> Aim:
Where a line of the material contains the string "liittyvät", copy that line.

[Collected data entries]
◆ ◆ ◆ ◆
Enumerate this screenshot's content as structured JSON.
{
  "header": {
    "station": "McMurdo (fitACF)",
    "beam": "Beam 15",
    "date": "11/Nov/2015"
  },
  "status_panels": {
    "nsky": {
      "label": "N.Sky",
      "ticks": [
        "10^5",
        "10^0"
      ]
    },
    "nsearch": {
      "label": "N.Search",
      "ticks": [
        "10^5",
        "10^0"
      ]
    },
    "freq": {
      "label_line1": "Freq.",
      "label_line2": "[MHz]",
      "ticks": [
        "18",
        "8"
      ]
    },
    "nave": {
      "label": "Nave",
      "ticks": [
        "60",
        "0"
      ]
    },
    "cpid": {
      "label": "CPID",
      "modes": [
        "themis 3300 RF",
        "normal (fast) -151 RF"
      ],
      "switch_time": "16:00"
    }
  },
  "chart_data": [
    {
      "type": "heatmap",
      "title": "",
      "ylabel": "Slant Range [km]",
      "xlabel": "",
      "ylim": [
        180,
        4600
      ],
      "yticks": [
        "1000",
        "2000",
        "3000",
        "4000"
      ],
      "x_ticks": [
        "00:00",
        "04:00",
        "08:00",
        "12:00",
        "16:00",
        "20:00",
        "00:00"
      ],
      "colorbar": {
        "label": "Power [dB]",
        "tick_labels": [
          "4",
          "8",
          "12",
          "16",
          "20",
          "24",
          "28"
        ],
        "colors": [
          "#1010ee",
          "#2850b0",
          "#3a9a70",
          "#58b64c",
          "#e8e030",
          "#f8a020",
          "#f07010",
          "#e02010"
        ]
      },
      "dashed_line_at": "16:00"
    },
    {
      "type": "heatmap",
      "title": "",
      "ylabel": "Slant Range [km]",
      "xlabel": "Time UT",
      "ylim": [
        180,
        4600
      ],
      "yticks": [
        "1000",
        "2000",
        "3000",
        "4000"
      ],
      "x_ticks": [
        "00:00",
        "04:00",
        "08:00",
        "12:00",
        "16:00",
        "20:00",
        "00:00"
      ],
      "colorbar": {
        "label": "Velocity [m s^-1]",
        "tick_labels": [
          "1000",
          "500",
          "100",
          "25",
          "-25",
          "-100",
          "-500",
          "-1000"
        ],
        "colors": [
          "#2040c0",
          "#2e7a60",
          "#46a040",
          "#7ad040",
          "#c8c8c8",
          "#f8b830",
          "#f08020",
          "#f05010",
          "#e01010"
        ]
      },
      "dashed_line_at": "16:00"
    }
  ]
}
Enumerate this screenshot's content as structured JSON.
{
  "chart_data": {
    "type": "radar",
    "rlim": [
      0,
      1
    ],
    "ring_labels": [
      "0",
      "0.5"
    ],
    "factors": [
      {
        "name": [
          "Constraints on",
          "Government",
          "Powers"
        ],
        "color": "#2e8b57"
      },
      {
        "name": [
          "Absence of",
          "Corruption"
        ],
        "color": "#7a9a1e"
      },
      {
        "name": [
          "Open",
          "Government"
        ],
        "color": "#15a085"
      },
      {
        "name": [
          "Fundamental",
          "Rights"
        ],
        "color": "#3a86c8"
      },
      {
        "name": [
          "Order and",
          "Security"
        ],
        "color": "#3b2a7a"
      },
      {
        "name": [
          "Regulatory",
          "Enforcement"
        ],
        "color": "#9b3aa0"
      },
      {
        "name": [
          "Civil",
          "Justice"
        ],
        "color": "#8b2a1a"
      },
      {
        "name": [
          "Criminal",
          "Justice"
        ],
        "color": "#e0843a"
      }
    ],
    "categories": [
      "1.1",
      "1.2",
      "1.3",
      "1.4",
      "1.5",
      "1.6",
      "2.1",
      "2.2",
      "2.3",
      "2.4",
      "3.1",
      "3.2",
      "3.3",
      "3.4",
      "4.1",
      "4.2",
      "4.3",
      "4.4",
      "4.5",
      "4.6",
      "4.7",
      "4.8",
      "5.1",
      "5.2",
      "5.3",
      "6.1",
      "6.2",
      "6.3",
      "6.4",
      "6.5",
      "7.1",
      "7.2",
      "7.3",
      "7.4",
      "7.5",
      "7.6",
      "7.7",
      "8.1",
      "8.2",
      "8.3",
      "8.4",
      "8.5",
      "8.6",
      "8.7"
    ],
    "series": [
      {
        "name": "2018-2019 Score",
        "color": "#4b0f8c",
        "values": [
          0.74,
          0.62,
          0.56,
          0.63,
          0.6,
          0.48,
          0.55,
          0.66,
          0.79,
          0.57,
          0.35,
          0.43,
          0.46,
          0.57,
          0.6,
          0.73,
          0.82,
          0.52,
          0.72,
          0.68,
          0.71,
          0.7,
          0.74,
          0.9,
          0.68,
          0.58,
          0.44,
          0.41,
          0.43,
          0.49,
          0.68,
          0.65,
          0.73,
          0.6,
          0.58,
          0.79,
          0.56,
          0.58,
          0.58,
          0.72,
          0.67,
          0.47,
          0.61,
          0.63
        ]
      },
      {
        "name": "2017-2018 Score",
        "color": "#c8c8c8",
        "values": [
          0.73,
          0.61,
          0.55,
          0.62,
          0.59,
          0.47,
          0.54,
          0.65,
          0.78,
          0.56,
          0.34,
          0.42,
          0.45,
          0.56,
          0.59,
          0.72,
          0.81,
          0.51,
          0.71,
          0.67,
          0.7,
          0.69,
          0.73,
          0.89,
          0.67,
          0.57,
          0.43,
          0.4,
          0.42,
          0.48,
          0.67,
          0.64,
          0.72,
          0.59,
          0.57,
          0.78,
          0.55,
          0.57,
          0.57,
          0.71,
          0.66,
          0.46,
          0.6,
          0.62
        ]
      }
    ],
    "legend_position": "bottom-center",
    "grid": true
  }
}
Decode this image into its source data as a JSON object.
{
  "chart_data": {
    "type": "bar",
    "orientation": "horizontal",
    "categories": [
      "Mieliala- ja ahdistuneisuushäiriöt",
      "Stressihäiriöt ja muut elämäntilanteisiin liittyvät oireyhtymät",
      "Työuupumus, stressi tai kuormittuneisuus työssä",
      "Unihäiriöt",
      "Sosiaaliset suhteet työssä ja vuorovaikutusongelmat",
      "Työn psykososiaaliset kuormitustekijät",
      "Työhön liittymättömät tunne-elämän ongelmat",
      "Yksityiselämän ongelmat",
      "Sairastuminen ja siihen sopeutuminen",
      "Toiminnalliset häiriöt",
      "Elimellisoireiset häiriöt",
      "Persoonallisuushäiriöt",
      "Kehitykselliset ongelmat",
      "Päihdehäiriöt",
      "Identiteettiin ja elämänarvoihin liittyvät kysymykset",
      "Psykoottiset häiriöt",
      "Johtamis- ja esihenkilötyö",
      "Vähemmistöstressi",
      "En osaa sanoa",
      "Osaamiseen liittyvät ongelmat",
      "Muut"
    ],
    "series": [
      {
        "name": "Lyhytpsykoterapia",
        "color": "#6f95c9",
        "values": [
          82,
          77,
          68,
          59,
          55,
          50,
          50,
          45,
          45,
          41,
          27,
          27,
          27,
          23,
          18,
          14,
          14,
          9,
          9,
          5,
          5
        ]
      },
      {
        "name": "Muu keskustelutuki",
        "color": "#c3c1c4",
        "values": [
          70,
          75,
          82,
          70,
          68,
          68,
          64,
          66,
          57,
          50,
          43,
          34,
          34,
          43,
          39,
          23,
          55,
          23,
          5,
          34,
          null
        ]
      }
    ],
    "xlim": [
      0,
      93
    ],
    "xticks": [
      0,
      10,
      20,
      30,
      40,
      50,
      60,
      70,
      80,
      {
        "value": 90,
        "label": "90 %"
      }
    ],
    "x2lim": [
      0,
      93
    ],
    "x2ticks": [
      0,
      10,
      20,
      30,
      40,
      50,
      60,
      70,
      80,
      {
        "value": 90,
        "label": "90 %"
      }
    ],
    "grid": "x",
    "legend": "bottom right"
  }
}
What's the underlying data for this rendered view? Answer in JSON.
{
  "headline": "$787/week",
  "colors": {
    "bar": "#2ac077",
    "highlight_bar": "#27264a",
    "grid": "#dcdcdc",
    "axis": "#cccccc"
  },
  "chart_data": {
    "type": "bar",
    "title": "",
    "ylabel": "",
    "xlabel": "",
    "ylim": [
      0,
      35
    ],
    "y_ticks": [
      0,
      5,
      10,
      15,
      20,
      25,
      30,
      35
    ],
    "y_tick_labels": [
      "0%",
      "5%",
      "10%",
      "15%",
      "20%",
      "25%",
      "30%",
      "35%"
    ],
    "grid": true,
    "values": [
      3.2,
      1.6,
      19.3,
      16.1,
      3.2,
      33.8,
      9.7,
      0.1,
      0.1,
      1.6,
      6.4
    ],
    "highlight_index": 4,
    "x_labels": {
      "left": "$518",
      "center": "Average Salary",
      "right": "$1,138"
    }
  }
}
◆ ◆ ◆ ◆
> Complete response:
      "Stressihäiriöt ja muut elämäntilanteisiin liittyvät oireyhtymät",
      "Identiteettiin ja elämänarvoihin liittyvät kysymykset",
      "Osaamiseen liittyvät ongelmat",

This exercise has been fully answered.